Gather up every line from the entries below that uses the word "Please".

╭─ Dataset records

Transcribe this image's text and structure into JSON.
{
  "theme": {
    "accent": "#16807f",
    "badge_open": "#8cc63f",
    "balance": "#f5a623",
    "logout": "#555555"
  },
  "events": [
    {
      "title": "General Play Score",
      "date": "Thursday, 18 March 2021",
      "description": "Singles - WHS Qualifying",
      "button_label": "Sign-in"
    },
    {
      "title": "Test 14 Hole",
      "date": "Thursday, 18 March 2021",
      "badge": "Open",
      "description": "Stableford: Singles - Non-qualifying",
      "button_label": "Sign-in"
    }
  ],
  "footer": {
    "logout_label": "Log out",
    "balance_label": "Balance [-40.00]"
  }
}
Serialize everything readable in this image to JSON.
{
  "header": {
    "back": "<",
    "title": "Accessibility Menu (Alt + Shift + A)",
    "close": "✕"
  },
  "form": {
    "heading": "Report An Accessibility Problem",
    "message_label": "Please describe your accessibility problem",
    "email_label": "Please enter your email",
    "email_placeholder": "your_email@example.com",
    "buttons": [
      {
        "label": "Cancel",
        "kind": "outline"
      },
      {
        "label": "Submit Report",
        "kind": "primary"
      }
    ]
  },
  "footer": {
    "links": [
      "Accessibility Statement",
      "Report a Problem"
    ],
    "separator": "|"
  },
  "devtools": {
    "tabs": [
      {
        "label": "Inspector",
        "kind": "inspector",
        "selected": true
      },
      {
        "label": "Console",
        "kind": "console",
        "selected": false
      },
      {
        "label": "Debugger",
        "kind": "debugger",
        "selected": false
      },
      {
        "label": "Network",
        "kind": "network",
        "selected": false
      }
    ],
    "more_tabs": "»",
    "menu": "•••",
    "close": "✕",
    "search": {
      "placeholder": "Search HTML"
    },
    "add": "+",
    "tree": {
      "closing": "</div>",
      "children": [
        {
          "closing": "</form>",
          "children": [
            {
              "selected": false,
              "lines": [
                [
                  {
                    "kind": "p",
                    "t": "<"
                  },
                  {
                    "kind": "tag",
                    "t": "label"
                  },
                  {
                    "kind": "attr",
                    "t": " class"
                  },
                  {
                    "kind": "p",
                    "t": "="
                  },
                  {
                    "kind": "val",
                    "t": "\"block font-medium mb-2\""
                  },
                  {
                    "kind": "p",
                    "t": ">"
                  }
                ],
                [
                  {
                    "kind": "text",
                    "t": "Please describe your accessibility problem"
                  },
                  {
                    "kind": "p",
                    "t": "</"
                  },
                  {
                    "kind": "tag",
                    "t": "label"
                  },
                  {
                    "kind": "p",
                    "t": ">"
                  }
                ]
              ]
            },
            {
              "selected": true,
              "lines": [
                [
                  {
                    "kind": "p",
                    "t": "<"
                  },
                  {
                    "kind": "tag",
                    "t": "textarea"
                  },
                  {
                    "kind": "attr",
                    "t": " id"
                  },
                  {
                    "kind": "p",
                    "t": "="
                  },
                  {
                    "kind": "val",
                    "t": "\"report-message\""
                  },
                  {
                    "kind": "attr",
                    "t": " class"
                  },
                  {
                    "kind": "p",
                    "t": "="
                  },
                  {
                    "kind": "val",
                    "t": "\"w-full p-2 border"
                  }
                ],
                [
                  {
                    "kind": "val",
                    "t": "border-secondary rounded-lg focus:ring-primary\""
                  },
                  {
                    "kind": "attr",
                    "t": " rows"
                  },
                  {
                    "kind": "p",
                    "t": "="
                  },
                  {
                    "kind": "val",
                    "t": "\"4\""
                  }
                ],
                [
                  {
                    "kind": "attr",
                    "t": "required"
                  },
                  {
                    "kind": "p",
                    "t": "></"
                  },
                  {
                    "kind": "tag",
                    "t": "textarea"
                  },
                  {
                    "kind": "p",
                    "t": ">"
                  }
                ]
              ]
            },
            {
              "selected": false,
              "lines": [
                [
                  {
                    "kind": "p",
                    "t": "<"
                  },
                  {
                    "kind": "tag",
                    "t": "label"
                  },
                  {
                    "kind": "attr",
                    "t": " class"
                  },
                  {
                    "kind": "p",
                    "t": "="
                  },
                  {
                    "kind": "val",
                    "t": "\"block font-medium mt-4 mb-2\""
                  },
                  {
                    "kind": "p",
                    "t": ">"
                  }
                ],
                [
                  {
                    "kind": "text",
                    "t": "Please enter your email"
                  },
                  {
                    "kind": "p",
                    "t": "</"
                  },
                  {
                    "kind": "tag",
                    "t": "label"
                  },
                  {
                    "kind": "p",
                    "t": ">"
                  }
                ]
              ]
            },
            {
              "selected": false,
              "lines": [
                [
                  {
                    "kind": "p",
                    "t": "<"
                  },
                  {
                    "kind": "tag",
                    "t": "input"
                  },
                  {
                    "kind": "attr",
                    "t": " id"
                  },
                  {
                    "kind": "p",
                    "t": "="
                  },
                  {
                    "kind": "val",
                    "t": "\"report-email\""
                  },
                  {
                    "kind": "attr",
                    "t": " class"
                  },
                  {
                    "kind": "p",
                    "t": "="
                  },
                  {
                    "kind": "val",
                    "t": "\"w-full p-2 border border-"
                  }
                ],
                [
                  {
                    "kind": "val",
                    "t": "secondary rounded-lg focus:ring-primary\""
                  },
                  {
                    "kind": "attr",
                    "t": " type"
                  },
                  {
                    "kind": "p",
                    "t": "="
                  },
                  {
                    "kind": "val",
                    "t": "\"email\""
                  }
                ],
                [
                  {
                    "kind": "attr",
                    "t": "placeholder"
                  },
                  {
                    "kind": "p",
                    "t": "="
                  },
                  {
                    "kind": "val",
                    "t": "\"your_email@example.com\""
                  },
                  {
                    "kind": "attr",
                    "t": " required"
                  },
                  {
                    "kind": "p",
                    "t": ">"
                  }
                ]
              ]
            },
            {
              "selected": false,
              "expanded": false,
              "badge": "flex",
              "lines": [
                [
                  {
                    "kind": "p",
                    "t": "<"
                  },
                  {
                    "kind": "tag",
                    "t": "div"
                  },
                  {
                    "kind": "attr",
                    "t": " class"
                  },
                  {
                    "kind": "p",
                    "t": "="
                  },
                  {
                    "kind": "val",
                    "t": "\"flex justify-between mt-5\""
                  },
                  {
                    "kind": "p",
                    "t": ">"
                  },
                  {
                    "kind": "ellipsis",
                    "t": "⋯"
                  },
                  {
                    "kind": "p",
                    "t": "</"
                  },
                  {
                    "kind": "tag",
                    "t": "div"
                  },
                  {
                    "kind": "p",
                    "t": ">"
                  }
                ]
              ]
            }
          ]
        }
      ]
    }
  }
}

╰─

▶ **Exercise solution**:
    "message_label": "Please describe your accessibility problem",
    "email_label": "Please enter your email",
                    "t": "Please describe your accessibility problem"
                    "t": "Please enter your email"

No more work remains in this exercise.